Problem set =>
1 - From the text on destination organizations and event strategies, list the parties that leading organizations bring together to co-create event strategies.
2 - Extend the text on destination organizations and event strategies by continuing it after its last sentence.

Extract to read =>
──────
The report notes that “the industry is redefining success, with KPIs increasingly focused on social impact, including resident sentiment, community benefit (and) environmental sustainability, rather than just visitation or spend.”

Collaboration and intentional event strategies

Beyond funding, the study stresses the need for stronger collaboration and policy alignment. Theme 3 argues that “destination organizations will need to invest in skills and systems that support multi-stakeholder collaboration, policy engagement, data-driven planning, and organizational agility.” This is directly linked to event impact, as meaningful impact strategies require coordinated work with multiple partners.

Theme 6 – “Driving Impact Through Intentional Event Strategies” goes further, reflecting growing scrutiny of the real costs and benefits of hosting major events. The report notes that “there is growing scrutiny over the real costs and benefits of hosting major events, making transparency, evaluation, and community consultation essential.”

It also describes how the role of DMOs is evolving: “Leading organizations are acting as conveners and catalysts, bringing together rights holders, venues, businesses, and government to co-create event strategies that reflect shared goals.”
──────
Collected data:
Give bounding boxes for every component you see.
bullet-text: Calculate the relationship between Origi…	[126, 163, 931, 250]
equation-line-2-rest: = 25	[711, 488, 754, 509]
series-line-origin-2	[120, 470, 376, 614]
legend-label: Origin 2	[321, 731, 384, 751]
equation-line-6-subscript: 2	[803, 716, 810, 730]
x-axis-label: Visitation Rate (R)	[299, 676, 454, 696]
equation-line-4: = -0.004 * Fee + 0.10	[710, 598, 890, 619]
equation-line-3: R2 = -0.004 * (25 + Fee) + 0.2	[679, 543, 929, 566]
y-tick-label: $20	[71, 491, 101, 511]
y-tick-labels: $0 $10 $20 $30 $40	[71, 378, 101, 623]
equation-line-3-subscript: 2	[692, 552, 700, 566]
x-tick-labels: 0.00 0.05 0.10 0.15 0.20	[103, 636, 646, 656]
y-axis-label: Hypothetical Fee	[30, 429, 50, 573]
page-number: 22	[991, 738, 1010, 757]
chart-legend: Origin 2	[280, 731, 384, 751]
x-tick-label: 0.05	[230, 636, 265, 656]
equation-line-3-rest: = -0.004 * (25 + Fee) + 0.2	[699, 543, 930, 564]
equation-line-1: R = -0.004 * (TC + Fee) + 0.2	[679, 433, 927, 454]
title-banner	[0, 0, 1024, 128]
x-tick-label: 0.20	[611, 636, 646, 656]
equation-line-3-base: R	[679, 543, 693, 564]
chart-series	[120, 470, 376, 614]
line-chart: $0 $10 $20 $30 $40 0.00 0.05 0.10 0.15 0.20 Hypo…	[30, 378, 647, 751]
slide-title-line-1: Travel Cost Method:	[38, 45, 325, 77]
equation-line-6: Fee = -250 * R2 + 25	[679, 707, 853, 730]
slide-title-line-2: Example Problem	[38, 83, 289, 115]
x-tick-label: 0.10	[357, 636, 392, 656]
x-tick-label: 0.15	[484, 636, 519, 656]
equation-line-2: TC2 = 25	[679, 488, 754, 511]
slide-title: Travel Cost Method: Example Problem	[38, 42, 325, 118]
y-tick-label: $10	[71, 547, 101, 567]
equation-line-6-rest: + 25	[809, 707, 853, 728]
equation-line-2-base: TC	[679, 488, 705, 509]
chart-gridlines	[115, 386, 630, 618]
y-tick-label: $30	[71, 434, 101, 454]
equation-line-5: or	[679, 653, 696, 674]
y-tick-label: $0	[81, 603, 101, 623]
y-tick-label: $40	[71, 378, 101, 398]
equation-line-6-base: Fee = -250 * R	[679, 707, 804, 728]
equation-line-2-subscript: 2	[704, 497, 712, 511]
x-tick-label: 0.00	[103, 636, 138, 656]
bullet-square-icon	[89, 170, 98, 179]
──────
Expected outputs =>
1 - Rights holders, venues, businesses, and government.

2 -
A key shift in mindset is captured in one of the study’s most cited messages: “In this next era of event strategy, the winners won’t be those who host the most events, but those who host the right ones” – a shift that aims to “unlock not only economic growth, but enduring brand strength and social impact.”

In line with this, the 17th highest-ranking strategy is to “leverage our region’s priority economic sectors to generate business events” – effectively using events to support government efforts to grow targeted industry clusters, while strengthening the case for public support.

Regeneration, resilience and new metrics

Impact also runs through Theme 7, which focuses on regeneration and resilience. The report argues that DMOs must broaden their focus beyond visitor numbers and traditional tourism spend: “Across the globe, destination organizations are grappling with a growing imperative: to build a visitor economy that delivers economic, social, and environmental value – not just now, but for the long term.”

It calls on destinations to align with global frameworks such as the UN Sustainable Development Goals and to rethink how they measure success: “Traditional metrics like hotel occupancy and visitor spending offer only a narrow view of success. Leading destinations are developing multidimensional KPIs that also account for resident sentiment, environmental health, cultural vibrancy, and long-term economic impact.”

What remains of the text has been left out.